Coordinate annotation records
---

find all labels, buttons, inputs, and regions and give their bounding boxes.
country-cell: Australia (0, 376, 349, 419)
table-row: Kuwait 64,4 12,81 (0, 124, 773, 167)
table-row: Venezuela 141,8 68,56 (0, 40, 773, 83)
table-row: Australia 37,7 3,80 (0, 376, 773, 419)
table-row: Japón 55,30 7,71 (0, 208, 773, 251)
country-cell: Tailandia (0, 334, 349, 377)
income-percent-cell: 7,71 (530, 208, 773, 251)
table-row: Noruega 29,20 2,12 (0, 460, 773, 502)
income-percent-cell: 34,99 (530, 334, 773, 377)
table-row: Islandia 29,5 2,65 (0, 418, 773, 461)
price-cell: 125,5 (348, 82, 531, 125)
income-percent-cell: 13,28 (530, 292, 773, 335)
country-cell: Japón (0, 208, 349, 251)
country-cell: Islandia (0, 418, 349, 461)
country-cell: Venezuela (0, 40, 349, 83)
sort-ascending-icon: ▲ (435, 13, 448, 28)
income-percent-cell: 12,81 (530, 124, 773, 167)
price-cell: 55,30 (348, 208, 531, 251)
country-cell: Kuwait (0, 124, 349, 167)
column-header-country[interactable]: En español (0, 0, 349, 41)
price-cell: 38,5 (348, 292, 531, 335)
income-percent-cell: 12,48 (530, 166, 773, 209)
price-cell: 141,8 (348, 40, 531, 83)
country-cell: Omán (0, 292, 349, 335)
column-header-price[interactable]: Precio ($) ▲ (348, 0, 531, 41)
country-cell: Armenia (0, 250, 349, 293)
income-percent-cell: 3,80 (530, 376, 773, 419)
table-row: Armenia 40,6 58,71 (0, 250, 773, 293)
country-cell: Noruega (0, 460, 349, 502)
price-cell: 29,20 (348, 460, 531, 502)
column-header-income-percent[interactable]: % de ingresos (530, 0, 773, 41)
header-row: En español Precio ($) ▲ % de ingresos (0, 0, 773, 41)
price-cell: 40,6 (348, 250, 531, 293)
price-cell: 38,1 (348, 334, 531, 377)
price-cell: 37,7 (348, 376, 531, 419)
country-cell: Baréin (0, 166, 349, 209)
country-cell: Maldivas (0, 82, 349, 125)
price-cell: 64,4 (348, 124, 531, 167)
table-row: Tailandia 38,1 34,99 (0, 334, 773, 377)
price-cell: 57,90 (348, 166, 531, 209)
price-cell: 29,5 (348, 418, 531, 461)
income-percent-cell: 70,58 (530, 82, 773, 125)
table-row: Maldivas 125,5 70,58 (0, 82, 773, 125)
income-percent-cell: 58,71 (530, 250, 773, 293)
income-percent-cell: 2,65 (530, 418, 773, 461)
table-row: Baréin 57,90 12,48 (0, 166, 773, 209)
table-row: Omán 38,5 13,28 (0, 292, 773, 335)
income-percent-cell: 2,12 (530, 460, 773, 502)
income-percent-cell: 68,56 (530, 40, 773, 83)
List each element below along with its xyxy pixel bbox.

---

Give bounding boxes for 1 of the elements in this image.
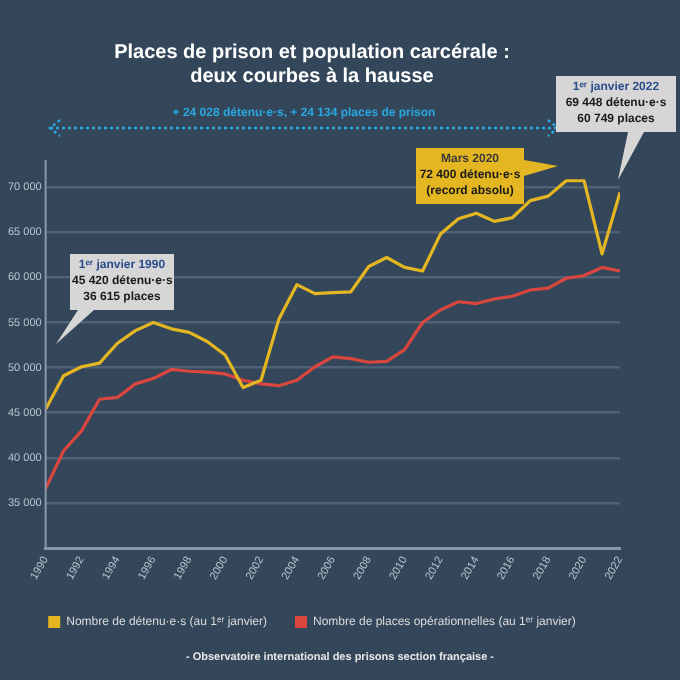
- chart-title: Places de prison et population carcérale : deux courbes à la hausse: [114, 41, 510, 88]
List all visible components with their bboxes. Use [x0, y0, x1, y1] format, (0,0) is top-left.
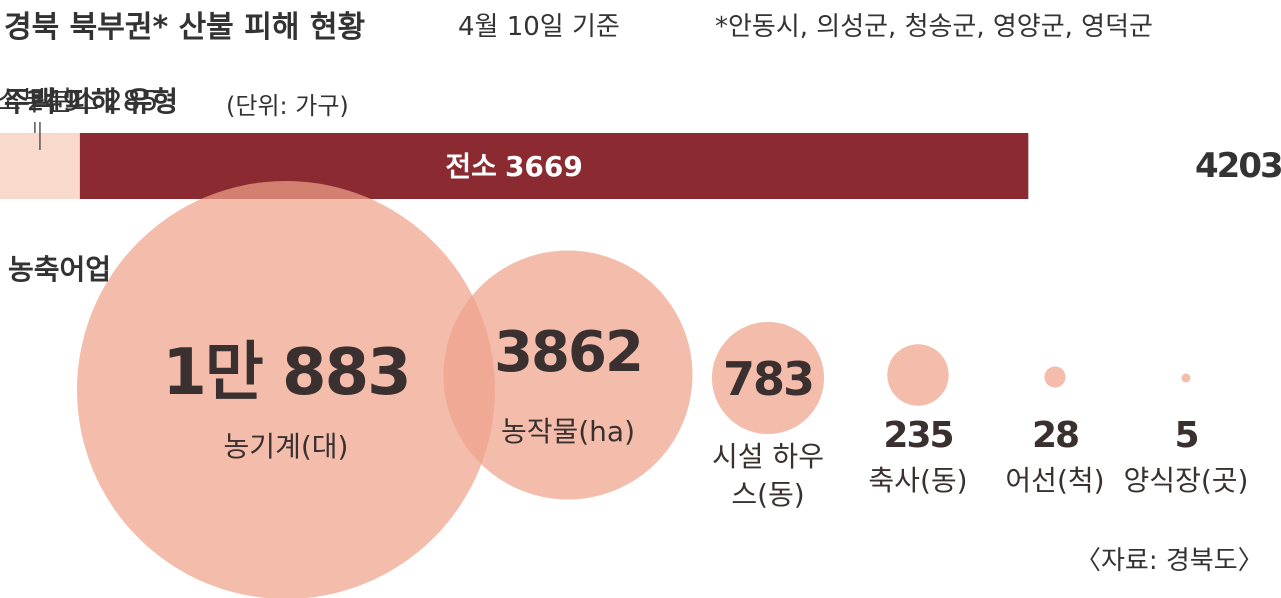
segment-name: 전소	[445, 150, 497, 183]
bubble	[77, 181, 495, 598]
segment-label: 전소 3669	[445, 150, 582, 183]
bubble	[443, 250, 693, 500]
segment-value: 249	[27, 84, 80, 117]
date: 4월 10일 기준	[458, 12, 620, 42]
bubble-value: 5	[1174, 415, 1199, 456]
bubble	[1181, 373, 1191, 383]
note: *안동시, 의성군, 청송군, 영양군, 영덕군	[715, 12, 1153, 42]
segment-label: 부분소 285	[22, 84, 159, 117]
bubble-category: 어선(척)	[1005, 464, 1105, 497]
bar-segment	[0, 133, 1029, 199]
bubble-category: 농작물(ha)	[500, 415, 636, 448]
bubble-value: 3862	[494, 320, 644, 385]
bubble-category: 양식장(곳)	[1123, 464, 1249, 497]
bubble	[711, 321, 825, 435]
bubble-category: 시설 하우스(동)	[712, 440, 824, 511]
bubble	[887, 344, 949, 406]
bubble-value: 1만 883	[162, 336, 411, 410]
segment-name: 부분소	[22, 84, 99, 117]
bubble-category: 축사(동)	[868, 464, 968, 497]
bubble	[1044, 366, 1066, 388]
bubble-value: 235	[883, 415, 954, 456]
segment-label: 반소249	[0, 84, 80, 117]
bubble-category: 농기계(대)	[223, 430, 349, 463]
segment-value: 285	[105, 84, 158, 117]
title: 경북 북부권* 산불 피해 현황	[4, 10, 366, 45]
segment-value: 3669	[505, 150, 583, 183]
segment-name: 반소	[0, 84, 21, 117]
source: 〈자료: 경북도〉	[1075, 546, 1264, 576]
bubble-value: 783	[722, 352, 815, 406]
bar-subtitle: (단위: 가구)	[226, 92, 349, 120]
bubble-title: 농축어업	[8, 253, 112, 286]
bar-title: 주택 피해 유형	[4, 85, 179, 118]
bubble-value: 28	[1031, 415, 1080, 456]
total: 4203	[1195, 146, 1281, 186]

---

Can you reproduce the listing lines starting at the one containing "find all labels, buttons, inputs, and" and ending at the one containing "income-percent-cell: 3,80 (530, 376, 773, 419)", switching "country-cell" to "nation-cell" and leaving all else as is? Return only those lines.

- [Output of the exercise]
find all labels, buttons, inputs, and regions and give their bounding boxes.
nation-cell: Australia (0, 376, 349, 419)
table-row: Kuwait 64,4 12,81 (0, 124, 773, 167)
table-row: Venezuela 141,8 68,56 (0, 40, 773, 83)
table-row: Australia 37,7 3,80 (0, 376, 773, 419)
table-row: Japón 55,30 7,71 (0, 208, 773, 251)
nation-cell: Tailandia (0, 334, 349, 377)
income-percent-cell: 7,71 (530, 208, 773, 251)
table-row: Noruega 29,20 2,12 (0, 460, 773, 502)
income-percent-cell: 34,99 (530, 334, 773, 377)
table-row: Islandia 29,5 2,65 (0, 418, 773, 461)
price-cell: 125,5 (348, 82, 531, 125)
income-percent-cell: 13,28 (530, 292, 773, 335)
nation-cell: Japón (0, 208, 349, 251)
nation-cell: Islandia (0, 418, 349, 461)
nation-cell: Venezuela (0, 40, 349, 83)
sort-ascending-icon: ▲ (435, 13, 448, 28)
income-percent-cell: 12,81 (530, 124, 773, 167)
price-cell: 55,30 (348, 208, 531, 251)
nation-cell: Kuwait (0, 124, 349, 167)
column-header-country[interactable]: En español (0, 0, 349, 41)
price-cell: 38,5 (348, 292, 531, 335)
income-percent-cell: 12,48 (530, 166, 773, 209)
price-cell: 141,8 (348, 40, 531, 83)
nation-cell: Omán (0, 292, 349, 335)
column-header-price[interactable]: Precio ($) ▲ (348, 0, 531, 41)
nation-cell: Armenia (0, 250, 349, 293)
income-percent-cell: 3,80 (530, 376, 773, 419)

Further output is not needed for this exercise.